Recorded data:
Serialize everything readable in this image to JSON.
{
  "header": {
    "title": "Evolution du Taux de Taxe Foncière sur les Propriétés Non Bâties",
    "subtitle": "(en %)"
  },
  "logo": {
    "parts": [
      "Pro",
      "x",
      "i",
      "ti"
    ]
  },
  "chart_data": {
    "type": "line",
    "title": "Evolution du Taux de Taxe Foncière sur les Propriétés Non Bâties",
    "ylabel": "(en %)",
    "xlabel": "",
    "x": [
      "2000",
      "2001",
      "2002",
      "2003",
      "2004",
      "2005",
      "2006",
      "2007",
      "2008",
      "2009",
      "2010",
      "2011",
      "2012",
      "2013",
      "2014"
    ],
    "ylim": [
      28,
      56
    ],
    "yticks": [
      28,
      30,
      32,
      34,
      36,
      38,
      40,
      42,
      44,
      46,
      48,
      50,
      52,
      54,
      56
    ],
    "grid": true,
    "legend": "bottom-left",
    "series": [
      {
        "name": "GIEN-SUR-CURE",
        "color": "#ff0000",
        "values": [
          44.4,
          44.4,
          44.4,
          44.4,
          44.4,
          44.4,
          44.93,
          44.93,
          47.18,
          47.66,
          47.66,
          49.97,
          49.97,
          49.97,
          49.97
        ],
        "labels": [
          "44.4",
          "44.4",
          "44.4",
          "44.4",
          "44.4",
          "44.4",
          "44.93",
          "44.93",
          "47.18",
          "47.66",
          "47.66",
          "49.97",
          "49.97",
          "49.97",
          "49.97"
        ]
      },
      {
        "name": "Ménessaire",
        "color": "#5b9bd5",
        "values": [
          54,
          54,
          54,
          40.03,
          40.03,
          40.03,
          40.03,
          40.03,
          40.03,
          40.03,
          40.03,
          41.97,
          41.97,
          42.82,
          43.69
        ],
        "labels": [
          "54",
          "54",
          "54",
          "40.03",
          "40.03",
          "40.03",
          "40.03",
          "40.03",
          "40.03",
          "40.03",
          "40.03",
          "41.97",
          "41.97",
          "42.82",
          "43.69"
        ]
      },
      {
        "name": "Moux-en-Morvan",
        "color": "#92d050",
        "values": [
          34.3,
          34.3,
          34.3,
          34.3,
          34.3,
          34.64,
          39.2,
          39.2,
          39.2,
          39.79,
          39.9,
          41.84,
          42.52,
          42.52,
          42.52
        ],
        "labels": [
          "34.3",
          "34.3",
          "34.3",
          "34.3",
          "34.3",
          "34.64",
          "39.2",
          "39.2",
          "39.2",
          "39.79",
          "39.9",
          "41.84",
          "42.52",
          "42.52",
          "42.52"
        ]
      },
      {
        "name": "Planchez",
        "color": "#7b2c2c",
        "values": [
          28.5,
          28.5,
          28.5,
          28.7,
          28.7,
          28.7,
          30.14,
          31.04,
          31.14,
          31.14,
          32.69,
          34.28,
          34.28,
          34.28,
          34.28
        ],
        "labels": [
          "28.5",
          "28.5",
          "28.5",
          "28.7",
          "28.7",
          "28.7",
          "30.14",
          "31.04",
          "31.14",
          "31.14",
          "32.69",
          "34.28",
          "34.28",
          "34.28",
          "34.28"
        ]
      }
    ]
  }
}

What needs to be done: Transcribe the data above in full, exactly.

Response for this exercise:
Serialize everything readable in this image to JSON.
{
  "header": {
    "title": "Evolution du Taux de Taxe Foncière sur les Propriétés Non Bâties",
    "subtitle": "(en %)"
  },
  "logo": {
    "parts": [
      "Pro",
      "x",
      "i",
      "ti"
    ]
  },
  "chart_data": {
    "type": "line",
    "title": "Evolution du Taux de Taxe Foncière sur les Propriétés Non Bâties",
    "ylabel": "(en %)",
    "xlabel": "",
    "x": [
      "2000",
      "2001",
      "2002",
      "2003",
      "2004",
      "2005",
      "2006",
      "2007",
      "2008",
      "2009",
      "2010",
      "2011",
      "2012",
      "2013",
      "2014"
    ],
    "ylim": [
      28,
      56
    ],
    "yticks": [
      28,
      30,
      32,
      34,
      36,
      38,
      40,
      42,
      44,
      46,
      48,
      50,
      52,
      54,
      56
    ],
    "grid": true,
    "legend": "bottom-left",
    "series": [
      {
        "name": "GIEN-SUR-CURE",
        "color": "#ff0000",
        "values": [
          44.4,
          44.4,
          44.4,
          44.4,
          44.4,
          44.4,
          44.93,
          44.93,
          47.18,
          47.66,
          47.66,
          49.97,
          49.97,
          49.97,
          49.97
        ],
        "labels": [
          "44.4",
          "44.4",
          "44.4",
          "44.4",
          "44.4",
          "44.4",
          "44.93",
          "44.93",
          "47.18",
          "47.66",
          "47.66",
          "49.97",
          "49.97",
          "49.97",
          "49.97"
        ]
      },
      {
        "name": "Ménessaire",
        "color": "#5b9bd5",
        "values": [
          54,
          54,
          54,
          40.03,
          40.03,
          40.03,
          40.03,
          40.03,
          40.03,
          40.03,
          40.03,
          41.97,
          41.97,
          42.82,
          43.69
        ],
        "labels": [
          "54",
          "54",
          "54",
          "40.03",
          "40.03",
          "40.03",
          "40.03",
          "40.03",
          "40.03",
          "40.03",
          "40.03",
          "41.97",
          "41.97",
          "42.82",
          "43.69"
        ]
      },
      {
        "name": "Moux-en-Morvan",
        "color": "#92d050",
        "values": [
          34.3,
          34.3,
          34.3,
          34.3,
          34.3,
          34.64,
          39.2,
          39.2,
          39.2,
          39.79,
          39.9,
          41.84,
          42.52,
          42.52,
          42.52
        ],
        "labels": [
          "34.3",
          "34.3",
          "34.3",
          "34.3",
          "34.3",
          "34.64",
          "39.2",
          "39.2",
          "39.2",
          "39.79",
          "39.9",
          "41.84",
          "42.52",
          "42.52",
          "42.52"
        ]
      },
      {
        "name": "Planchez",
        "color": "#7b2c2c",
        "values": [
          28.5,
          28.5,
          28.5,
          28.7,
          28.7,
          28.7,
          30.14,
          31.04,
          31.14,
          31.14,
          32.69,
          34.28,
          34.28,
          34.28,
          34.28
        ],
        "labels": [
          "28.5",
          "28.5",
          "28.5",
          "28.7",
          "28.7",
          "28.7",
          "30.14",
          "31.04",
          "31.14",
          "31.14",
          "32.69",
          "34.28",
          "34.28",
          "34.28",
          "34.28"
        ]
      }
    ]
  }
}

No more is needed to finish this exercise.